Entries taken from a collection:

■ ■ ■ ■ ■ ■ ■

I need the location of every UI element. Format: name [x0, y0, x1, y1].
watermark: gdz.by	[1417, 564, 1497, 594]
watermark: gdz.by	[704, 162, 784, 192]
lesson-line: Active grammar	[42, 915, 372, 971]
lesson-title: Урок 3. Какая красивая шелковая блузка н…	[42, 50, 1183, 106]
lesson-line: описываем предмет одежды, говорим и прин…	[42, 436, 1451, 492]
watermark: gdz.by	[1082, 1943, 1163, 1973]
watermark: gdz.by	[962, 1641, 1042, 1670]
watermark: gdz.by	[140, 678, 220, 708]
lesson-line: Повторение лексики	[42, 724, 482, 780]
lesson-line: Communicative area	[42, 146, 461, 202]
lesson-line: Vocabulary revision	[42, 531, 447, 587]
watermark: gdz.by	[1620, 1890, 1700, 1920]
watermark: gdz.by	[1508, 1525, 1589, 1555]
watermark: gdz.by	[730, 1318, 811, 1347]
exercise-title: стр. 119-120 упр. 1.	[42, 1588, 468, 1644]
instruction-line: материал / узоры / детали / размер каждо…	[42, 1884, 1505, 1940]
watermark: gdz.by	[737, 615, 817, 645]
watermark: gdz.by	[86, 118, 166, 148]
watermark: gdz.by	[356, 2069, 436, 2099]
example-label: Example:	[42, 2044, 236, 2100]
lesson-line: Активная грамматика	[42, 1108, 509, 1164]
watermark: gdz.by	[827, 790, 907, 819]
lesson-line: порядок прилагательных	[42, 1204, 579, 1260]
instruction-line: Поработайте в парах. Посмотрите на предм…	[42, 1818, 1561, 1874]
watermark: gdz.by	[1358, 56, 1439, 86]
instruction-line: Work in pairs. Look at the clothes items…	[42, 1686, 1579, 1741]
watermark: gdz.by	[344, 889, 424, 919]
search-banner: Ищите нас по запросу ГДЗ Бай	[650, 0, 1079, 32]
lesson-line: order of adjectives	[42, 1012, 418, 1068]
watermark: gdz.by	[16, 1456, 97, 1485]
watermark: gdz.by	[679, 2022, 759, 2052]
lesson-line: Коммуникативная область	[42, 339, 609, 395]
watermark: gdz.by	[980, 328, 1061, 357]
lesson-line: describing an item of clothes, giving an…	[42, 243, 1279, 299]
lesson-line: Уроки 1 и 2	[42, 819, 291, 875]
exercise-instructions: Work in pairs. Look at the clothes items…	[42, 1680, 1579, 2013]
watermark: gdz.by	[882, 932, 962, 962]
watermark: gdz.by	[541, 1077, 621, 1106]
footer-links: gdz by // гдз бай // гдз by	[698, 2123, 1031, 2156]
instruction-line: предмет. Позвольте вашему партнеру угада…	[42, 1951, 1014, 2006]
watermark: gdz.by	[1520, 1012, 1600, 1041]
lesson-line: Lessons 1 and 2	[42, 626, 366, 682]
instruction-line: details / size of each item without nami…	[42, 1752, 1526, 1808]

■ ■ ■ ■ ■ ■ ■

- **Direction**
Change "Vocabulary revision" to "Vocabulary review" in everything from the first of the items down to the item containing "1318, 811, 1347]", and write those items out again with nothing else altered.

- **Solution to this task**
I need the location of every UI element. Format: name [x0, y0, x1, y1].
watermark: gdz.by	[1417, 564, 1497, 594]
watermark: gdz.by	[704, 162, 784, 192]
lesson-line: Active grammar	[42, 915, 372, 971]
lesson-title: Урок 3. Какая красивая шелковая блузка н…	[42, 50, 1183, 106]
lesson-line: описываем предмет одежды, говорим и прин…	[42, 436, 1451, 492]
watermark: gdz.by	[1082, 1943, 1163, 1973]
watermark: gdz.by	[962, 1641, 1042, 1670]
watermark: gdz.by	[140, 678, 220, 708]
lesson-line: Повторение лексики	[42, 724, 482, 780]
lesson-line: Communicative area	[42, 146, 461, 202]
lesson-line: Vocabulary review	[42, 531, 447, 587]
watermark: gdz.by	[1620, 1890, 1700, 1920]
watermark: gdz.by	[1508, 1525, 1589, 1555]
watermark: gdz.by	[730, 1318, 811, 1347]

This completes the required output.